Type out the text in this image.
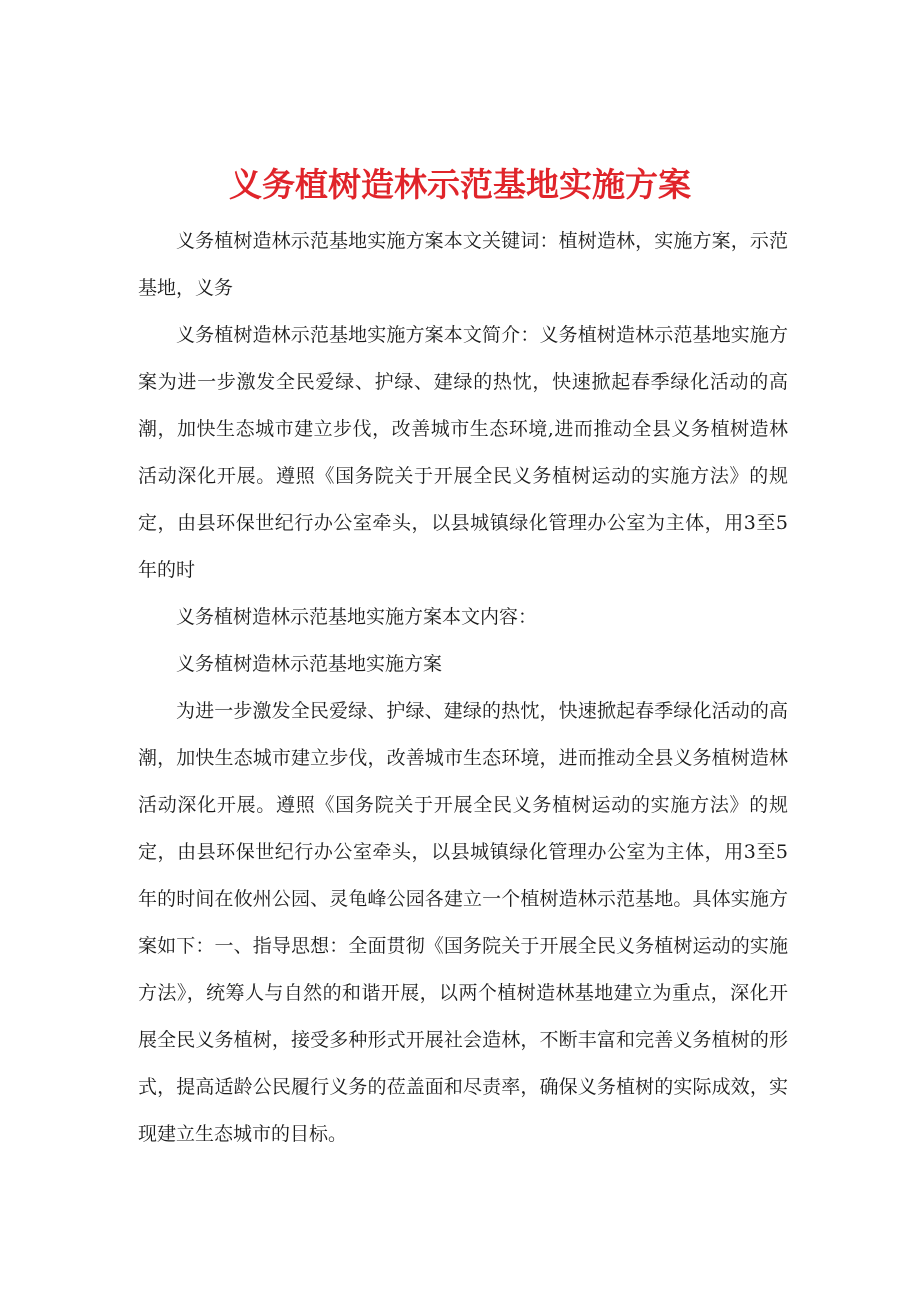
义务植树造林示范基地实施方案

义务植树造林示范基地实施方案本文关键词：植树造林，实施方案，示范基地，义务

义务植树造林示范基地实施方案本文简介：义务植树造林示范基地实施方案为进一步激发全民爱绿、护绿、建绿的热忱，快速掀起春季绿化活动的高潮，加快生态城市建立步伐，改善城市生态环境,进而推动全县义务植树造林活动深化开展。遵照《国务院关于开展全民义务植树运动的实施方法》的规定，由县环保世纪行办公室牵头，以县城镇绿化管理办公室为主体，用3至5年的时

义务植树造林示范基地实施方案本文内容：

义务植树造林示范基地实施方案

为进一步激发全民爱绿、护绿、建绿的热忱，快速掀起春季绿化活动的高潮，加快生态城市建立步伐，改善城市生态环境，进而推动全县义务植树造林活动深化开展。遵照《国务院关于开展全民义务植树运动的实施方法》的规定，由县环保世纪行办公室牵头，以县城镇绿化管理办公室为主体，用3至5年的时间在攸州公园、灵龟峰公园各建立一个植树造林示范基地。具体实施方案如下：一、指导思想：全面贯彻《国务院关于开展全民义务植树运动的实施方法》，统筹人与自然的和谐开展，以两个植树造林基地建立为重点，深化开展全民义务植树，接受多种形式开展社会造林，不断丰富和完善义务植树的形式，提高适龄公民履行义务的莅盖面和尽责率，确保义务植树的实际成效，实现建立生态城市的目标。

-------------------------

# Written instruction
Copy all the entries word for word. Omit any pictures.

# Answer in full
Type out the text in this image.
义务植树造林示范基地实施方案

义务植树造林示范基地实施方案本文关键词：植树造林，实施方案，示范基地，义务

义务植树造林示范基地实施方案本文简介：义务植树造林示范基地实施方案为进一步激发全民爱绿、护绿、建绿的热忱，快速掀起春季绿化活动的高潮，加快生态城市建立步伐，改善城市生态环境,进而推动全县义务植树造林活动深化开展。遵照《国务院关于开展全民义务植树运动的实施方法》的规定，由县环保世纪行办公室牵头，以县城镇绿化管理办公室为主体，用3至5年的时

义务植树造林示范基地实施方案本文内容：

义务植树造林示范基地实施方案

为进一步激发全民爱绿、护绿、建绿的热忱，快速掀起春季绿化活动的高潮，加快生态城市建立步伐，改善城市生态环境，进而推动全县义务植树造林活动深化开展。遵照《国务院关于开展全民义务植树运动的实施方法》的规定，由县环保世纪行办公室牵头，以县城镇绿化管理办公室为主体，用3至5年的时间在攸州公园、灵龟峰公园各建立一个植树造林示范基地。具体实施方案如下：一、指导思想：全面贯彻《国务院关于开展全民义务植树运动的实施方法》，统筹人与自然的和谐开展，以两个植树造林基地建立为重点，深化开展全民义务植树，接受多种形式开展社会造林，不断丰富和完善义务植树的形式，提高适龄公民履行义务的莅盖面和尽责率，确保义务植树的实际成效，实现建立生态城市的目标。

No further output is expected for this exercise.